*Exercise task:*
Give only the number of lines that include the string "accel".

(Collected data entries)
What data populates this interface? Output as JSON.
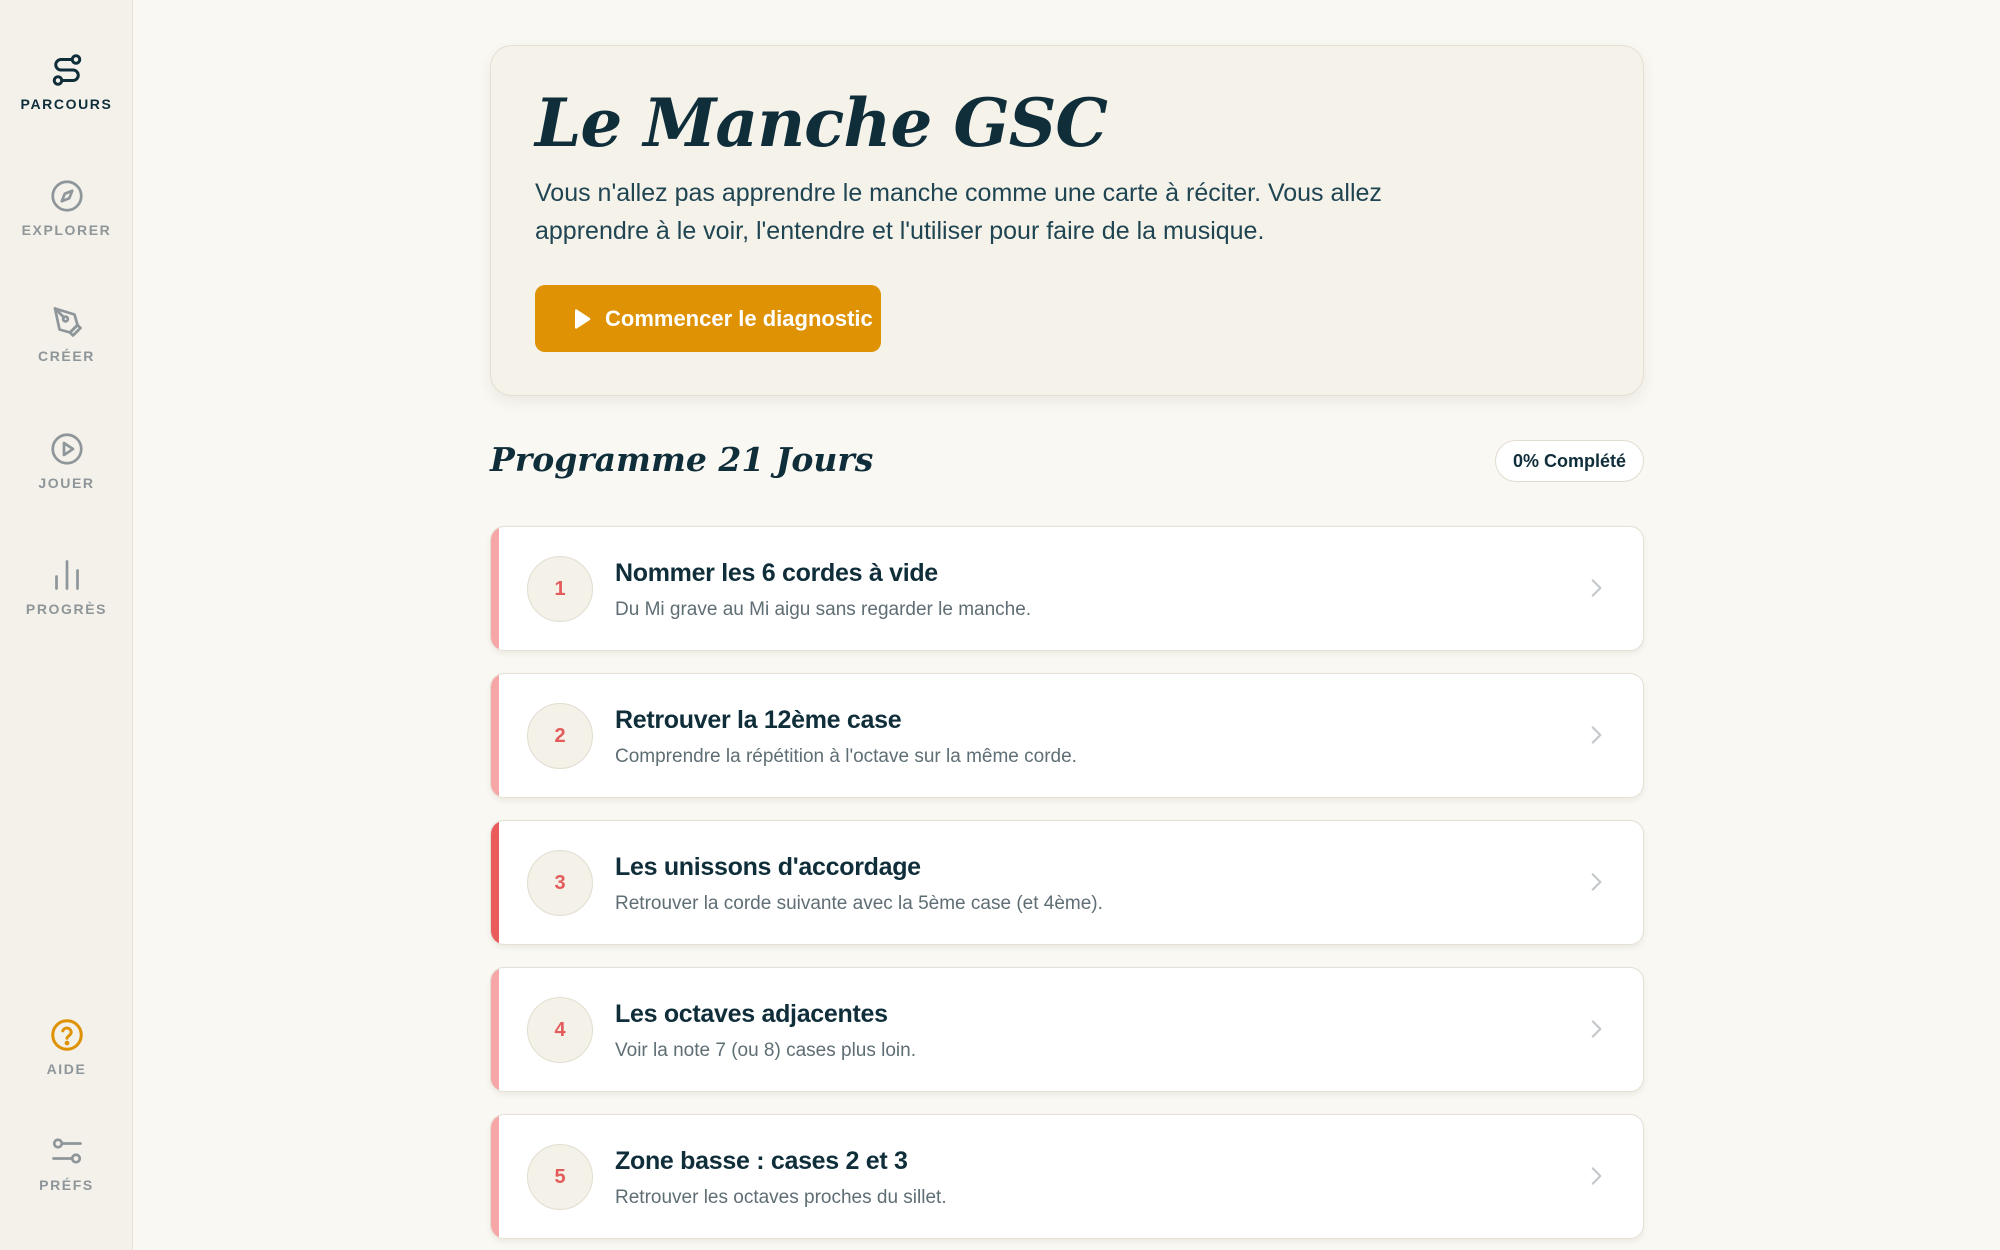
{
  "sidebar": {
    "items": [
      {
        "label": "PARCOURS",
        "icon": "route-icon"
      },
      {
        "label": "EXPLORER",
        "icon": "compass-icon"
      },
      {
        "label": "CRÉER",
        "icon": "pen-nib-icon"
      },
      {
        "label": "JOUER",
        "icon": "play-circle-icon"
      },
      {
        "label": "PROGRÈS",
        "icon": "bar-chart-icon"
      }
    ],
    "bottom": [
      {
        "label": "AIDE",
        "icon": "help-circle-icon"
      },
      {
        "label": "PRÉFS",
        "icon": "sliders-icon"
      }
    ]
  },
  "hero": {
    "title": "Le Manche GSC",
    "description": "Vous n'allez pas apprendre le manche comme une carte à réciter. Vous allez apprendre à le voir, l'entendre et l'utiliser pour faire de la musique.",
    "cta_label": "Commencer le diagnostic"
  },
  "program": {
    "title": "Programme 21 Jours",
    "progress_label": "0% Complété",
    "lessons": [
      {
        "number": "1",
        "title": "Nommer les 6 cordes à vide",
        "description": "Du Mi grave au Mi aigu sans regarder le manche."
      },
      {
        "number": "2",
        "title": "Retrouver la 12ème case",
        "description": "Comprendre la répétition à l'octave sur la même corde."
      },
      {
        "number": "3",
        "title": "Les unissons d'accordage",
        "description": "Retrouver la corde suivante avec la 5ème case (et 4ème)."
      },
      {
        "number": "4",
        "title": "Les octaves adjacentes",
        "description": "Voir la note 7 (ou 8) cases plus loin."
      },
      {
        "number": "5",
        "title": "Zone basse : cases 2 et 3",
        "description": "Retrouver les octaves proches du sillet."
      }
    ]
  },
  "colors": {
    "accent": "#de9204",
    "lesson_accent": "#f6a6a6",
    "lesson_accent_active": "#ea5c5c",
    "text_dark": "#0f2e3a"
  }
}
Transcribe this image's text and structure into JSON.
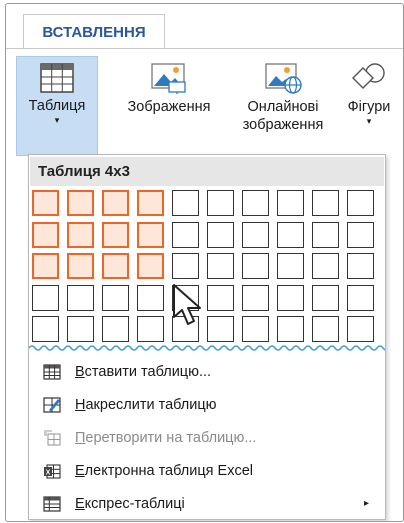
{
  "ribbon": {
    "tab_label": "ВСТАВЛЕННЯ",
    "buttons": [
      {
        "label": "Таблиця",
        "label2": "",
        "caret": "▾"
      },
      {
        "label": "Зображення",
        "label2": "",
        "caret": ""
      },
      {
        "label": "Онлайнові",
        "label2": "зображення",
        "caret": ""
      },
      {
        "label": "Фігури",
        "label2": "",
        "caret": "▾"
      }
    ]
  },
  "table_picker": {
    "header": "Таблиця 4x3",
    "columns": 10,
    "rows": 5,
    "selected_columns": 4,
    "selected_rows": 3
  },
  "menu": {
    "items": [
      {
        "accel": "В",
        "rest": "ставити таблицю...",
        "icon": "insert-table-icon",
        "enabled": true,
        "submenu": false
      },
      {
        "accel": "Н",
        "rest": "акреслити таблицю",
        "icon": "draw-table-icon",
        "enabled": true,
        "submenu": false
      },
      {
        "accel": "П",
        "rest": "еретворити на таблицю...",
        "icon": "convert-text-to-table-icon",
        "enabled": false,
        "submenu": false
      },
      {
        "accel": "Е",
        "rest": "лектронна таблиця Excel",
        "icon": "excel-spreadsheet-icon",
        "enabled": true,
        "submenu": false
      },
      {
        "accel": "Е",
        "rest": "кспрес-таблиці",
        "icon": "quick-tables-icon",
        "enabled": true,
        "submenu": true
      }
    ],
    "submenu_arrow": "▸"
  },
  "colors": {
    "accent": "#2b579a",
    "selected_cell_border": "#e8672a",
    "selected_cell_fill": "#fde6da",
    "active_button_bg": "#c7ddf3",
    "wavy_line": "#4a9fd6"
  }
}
* * *
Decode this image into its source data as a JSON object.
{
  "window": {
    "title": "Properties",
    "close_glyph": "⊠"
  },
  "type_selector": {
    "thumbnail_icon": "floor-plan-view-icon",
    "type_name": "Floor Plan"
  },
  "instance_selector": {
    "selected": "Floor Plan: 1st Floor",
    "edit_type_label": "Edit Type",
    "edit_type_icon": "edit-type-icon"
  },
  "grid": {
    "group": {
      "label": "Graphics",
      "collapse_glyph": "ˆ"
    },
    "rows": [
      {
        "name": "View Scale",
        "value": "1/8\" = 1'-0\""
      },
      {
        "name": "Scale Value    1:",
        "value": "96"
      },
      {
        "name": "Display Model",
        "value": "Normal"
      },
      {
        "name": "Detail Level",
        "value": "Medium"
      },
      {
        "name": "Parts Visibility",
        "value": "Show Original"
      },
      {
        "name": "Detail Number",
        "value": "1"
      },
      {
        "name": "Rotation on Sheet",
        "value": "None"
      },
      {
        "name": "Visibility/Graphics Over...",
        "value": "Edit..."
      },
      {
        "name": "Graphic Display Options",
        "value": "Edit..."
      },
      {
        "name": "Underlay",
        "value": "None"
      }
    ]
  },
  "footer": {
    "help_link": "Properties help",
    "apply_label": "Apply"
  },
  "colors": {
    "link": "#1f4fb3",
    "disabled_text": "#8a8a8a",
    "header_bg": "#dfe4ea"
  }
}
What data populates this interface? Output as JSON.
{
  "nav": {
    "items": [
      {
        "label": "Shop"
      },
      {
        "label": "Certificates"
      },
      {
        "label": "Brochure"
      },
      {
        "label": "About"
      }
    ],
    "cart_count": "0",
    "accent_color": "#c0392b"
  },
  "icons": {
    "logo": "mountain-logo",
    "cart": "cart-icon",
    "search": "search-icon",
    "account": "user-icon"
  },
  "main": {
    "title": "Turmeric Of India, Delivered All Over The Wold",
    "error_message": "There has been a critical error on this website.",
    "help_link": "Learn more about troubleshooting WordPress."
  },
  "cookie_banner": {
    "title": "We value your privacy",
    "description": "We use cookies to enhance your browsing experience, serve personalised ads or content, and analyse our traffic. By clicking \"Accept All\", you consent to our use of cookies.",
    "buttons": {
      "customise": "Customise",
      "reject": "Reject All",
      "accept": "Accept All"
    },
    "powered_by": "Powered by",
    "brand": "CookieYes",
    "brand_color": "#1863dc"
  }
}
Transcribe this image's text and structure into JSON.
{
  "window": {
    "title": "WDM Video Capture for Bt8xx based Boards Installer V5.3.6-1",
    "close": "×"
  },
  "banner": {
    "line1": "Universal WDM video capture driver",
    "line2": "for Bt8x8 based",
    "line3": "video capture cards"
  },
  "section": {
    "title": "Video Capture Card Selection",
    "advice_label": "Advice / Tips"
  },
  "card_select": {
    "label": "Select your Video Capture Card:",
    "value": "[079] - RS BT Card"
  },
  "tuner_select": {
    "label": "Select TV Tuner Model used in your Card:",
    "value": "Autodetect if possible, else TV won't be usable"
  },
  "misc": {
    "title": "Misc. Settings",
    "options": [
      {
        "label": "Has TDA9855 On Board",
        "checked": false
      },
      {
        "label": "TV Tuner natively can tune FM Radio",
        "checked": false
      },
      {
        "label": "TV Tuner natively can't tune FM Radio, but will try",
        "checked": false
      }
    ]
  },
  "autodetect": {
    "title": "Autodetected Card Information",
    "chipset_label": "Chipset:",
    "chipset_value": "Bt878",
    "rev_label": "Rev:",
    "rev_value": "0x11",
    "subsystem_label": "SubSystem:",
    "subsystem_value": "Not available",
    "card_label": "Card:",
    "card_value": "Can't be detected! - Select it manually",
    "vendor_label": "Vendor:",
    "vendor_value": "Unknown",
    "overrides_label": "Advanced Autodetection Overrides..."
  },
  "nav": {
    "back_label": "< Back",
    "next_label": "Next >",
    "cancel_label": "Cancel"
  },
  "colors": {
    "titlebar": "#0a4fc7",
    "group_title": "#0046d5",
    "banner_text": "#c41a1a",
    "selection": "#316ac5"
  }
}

*Output for this exercise:*
5